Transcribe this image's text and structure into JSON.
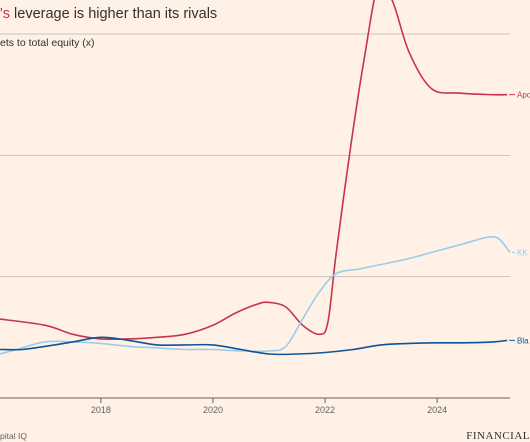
{
  "header": {
    "title_highlight": "'s",
    "title_rest": " leverage is higher than its rivals",
    "subtitle": "ets to total equity (x)"
  },
  "footer": {
    "source": "pital IQ",
    "brand": "FINANCIAL"
  },
  "chart_data": {
    "type": "line",
    "title": "'s leverage is higher than its rivals",
    "ylabel": "ets to total equity (x)",
    "xlim": [
      2016.2,
      2025.3
    ],
    "ylim": [
      0,
      12
    ],
    "x_ticks": [
      2018,
      2020,
      2022,
      2024
    ],
    "grid": true,
    "series": [
      {
        "name": "Apo",
        "color": "#c8354a",
        "points": [
          [
            2016.2,
            2.6
          ],
          [
            2017.0,
            2.4
          ],
          [
            2017.5,
            2.1
          ],
          [
            2018.0,
            1.95
          ],
          [
            2018.5,
            1.95
          ],
          [
            2019.0,
            2.0
          ],
          [
            2019.5,
            2.1
          ],
          [
            2020.0,
            2.4
          ],
          [
            2020.4,
            2.8
          ],
          [
            2020.8,
            3.1
          ],
          [
            2021.0,
            3.15
          ],
          [
            2021.3,
            3.0
          ],
          [
            2021.6,
            2.4
          ],
          [
            2021.9,
            2.1
          ],
          [
            2022.05,
            2.5
          ],
          [
            2022.2,
            4.8
          ],
          [
            2022.45,
            8.2
          ],
          [
            2022.7,
            11.2
          ],
          [
            2022.95,
            13.6
          ],
          [
            2023.2,
            13.1
          ],
          [
            2023.5,
            11.4
          ],
          [
            2023.9,
            10.2
          ],
          [
            2024.4,
            10.05
          ],
          [
            2025.0,
            10.0
          ],
          [
            2025.25,
            10.0
          ]
        ]
      },
      {
        "name": "KK",
        "color": "#9dcce8",
        "points": [
          [
            2016.2,
            1.45
          ],
          [
            2016.5,
            1.6
          ],
          [
            2017.0,
            1.85
          ],
          [
            2017.5,
            1.85
          ],
          [
            2018.0,
            1.8
          ],
          [
            2018.5,
            1.7
          ],
          [
            2019.0,
            1.65
          ],
          [
            2019.5,
            1.6
          ],
          [
            2020.0,
            1.6
          ],
          [
            2020.5,
            1.55
          ],
          [
            2021.0,
            1.55
          ],
          [
            2021.3,
            1.7
          ],
          [
            2021.6,
            2.6
          ],
          [
            2021.9,
            3.5
          ],
          [
            2022.2,
            4.1
          ],
          [
            2022.6,
            4.25
          ],
          [
            2023.0,
            4.4
          ],
          [
            2023.5,
            4.6
          ],
          [
            2024.0,
            4.85
          ],
          [
            2024.5,
            5.1
          ],
          [
            2024.9,
            5.3
          ],
          [
            2025.1,
            5.25
          ],
          [
            2025.3,
            4.8
          ]
        ]
      },
      {
        "name": "Bla",
        "color": "#0f5499",
        "points": [
          [
            2016.2,
            1.6
          ],
          [
            2016.6,
            1.6
          ],
          [
            2017.0,
            1.7
          ],
          [
            2017.5,
            1.85
          ],
          [
            2018.0,
            2.0
          ],
          [
            2018.5,
            1.9
          ],
          [
            2019.0,
            1.75
          ],
          [
            2019.5,
            1.75
          ],
          [
            2020.0,
            1.75
          ],
          [
            2020.5,
            1.6
          ],
          [
            2021.0,
            1.45
          ],
          [
            2021.5,
            1.45
          ],
          [
            2022.0,
            1.5
          ],
          [
            2022.5,
            1.6
          ],
          [
            2023.0,
            1.75
          ],
          [
            2023.5,
            1.8
          ],
          [
            2024.0,
            1.82
          ],
          [
            2024.5,
            1.82
          ],
          [
            2025.0,
            1.85
          ],
          [
            2025.25,
            1.9
          ]
        ]
      }
    ]
  }
}
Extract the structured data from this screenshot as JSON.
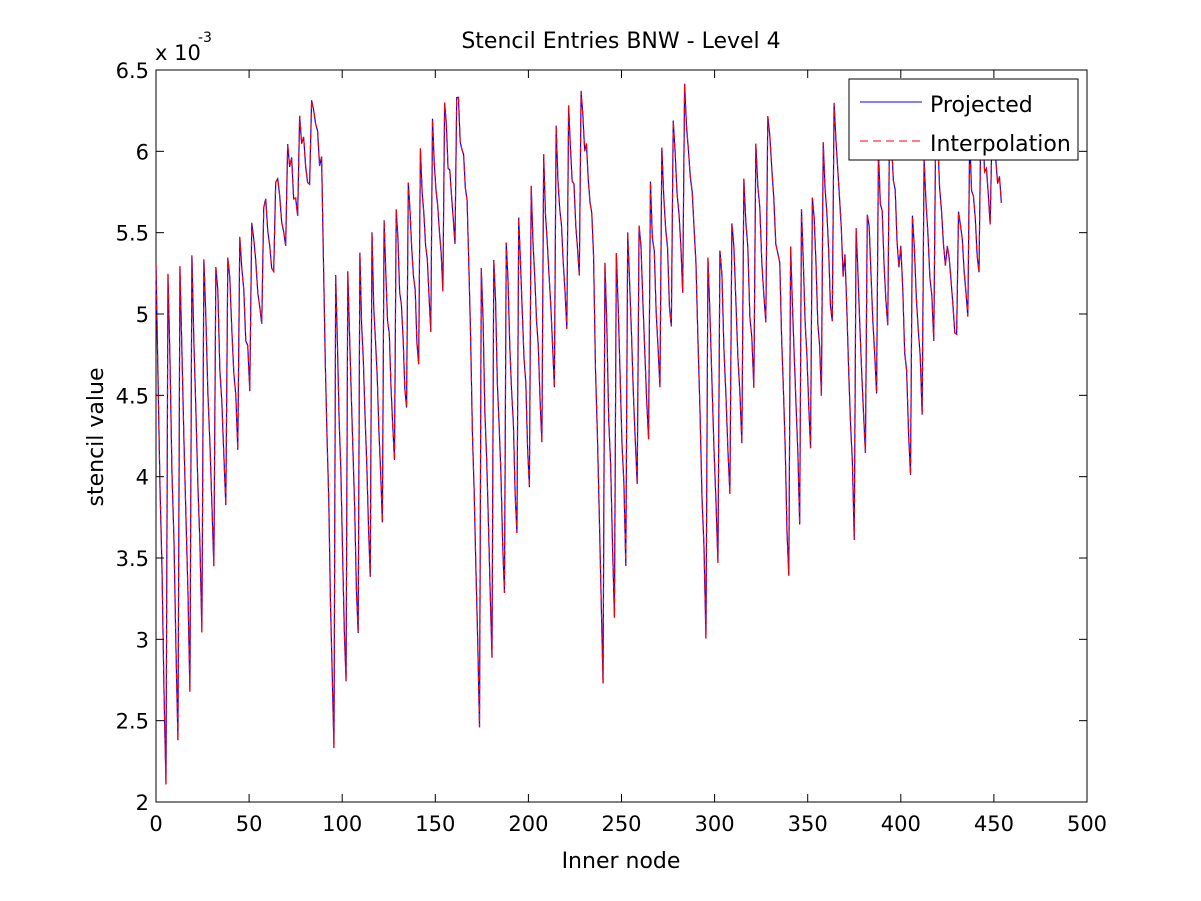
{
  "chart_data": {
    "type": "line",
    "title": "Stencil Entries BNW - Level 4",
    "xlabel": "Inner node",
    "ylabel": "stencil value",
    "exponent_label": "x 10",
    "exponent_power": "-3",
    "xlim": [
      0,
      500
    ],
    "ylim": [
      0.002,
      0.0065
    ],
    "xticks": [
      0,
      50,
      100,
      150,
      200,
      250,
      300,
      350,
      400,
      450,
      500
    ],
    "xtick_labels": [
      "0",
      "50",
      "100",
      "150",
      "200",
      "250",
      "300",
      "350",
      "400",
      "450",
      "500"
    ],
    "yticks": [
      0.002,
      0.0025,
      0.003,
      0.0035,
      0.004,
      0.0045,
      0.005,
      0.0055,
      0.006,
      0.0065
    ],
    "ytick_labels": [
      "2",
      "2.5",
      "3",
      "3.5",
      "4",
      "4.5",
      "5",
      "5.5",
      "6",
      "6.5"
    ],
    "grid": false,
    "legend_position": "top-right",
    "x_max_point": 455,
    "pattern": {
      "groups": [
        {
          "start": 0,
          "end": 90,
          "seg_maxs": [
            0.00525,
            0.00525,
            0.00526,
            0.00528,
            0.00531,
            0.00535,
            0.0054,
            0.00547,
            0.00558,
            0.00575,
            0.0059,
            0.00605,
            0.0062,
            0.00635
          ],
          "seg_mins": [
            0.0021,
            0.0024,
            0.00275,
            0.0031,
            0.00345,
            0.00382,
            0.0042,
            0.00455,
            0.0049,
            0.0052,
            0.0054,
            0.0056,
            0.00575,
            0.0059
          ]
        },
        {
          "start": 90,
          "end": 168,
          "seg_maxs": [
            0.00524,
            0.00525,
            0.00528,
            0.00533,
            0.0054,
            0.0055,
            0.00563,
            0.0058,
            0.00595,
            0.0061,
            0.00625,
            0.00635
          ],
          "seg_mins": [
            0.0023,
            0.00268,
            0.003,
            0.0034,
            0.00375,
            0.0041,
            0.0044,
            0.0047,
            0.00495,
            0.0052,
            0.00545,
            0.0057
          ]
        },
        {
          "start": 168,
          "end": 235,
          "seg_maxs": [
            0.00527,
            0.00528,
            0.00535,
            0.00545,
            0.00557,
            0.00572,
            0.00588,
            0.00605,
            0.0062,
            0.00633
          ],
          "seg_mins": [
            0.0025,
            0.0029,
            0.00328,
            0.00365,
            0.00395,
            0.00425,
            0.0046,
            0.00495,
            0.00525,
            0.0056
          ]
        },
        {
          "start": 235,
          "end": 290,
          "seg_maxs": [
            0.00525,
            0.0053,
            0.00538,
            0.0055,
            0.00565,
            0.0058,
            0.00598,
            0.00618,
            0.00633
          ],
          "seg_mins": [
            0.00275,
            0.00315,
            0.0035,
            0.0039,
            0.0042,
            0.00455,
            0.0049,
            0.0052,
            0.00555
          ]
        },
        {
          "start": 290,
          "end": 335,
          "seg_maxs": [
            0.00528,
            0.00535,
            0.00548,
            0.00565,
            0.00585,
            0.00605,
            0.00628
          ],
          "seg_mins": [
            0.00305,
            0.00345,
            0.00385,
            0.0042,
            0.00455,
            0.0049,
            0.0053
          ]
        },
        {
          "start": 335,
          "end": 370,
          "seg_maxs": [
            0.0053,
            0.0054,
            0.00558,
            0.0058,
            0.00605,
            0.0063
          ],
          "seg_mins": [
            0.00335,
            0.00378,
            0.00415,
            0.0045,
            0.0049,
            0.0053
          ]
        },
        {
          "start": 370,
          "end": 400,
          "seg_maxs": [
            0.00535,
            0.0055,
            0.00572,
            0.00598,
            0.00625
          ],
          "seg_mins": [
            0.00368,
            0.0041,
            0.0045,
            0.0049,
            0.0053
          ]
        },
        {
          "start": 400,
          "end": 425,
          "seg_maxs": [
            0.0054,
            0.0056,
            0.0059,
            0.0062
          ],
          "seg_mins": [
            0.00402,
            0.00445,
            0.00485,
            0.00525
          ]
        },
        {
          "start": 425,
          "end": 455,
          "seg_maxs": [
            0.00545,
            0.0057,
            0.006,
            0.0062,
            0.0061
          ],
          "seg_mins": [
            0.0048,
            0.005,
            0.00525,
            0.0056,
            0.0057
          ]
        }
      ]
    },
    "series": [
      {
        "name": "Projected",
        "color": "#0000ff",
        "style": "solid"
      },
      {
        "name": "Interpolation",
        "color": "#ff0000",
        "style": "dashed"
      }
    ]
  }
}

### What the task requires
Gather from the data above every line with the string "this".

### Written response
Transcribe this image's text and structure into JSON.
Extract the structured data from this screenshot as JSON.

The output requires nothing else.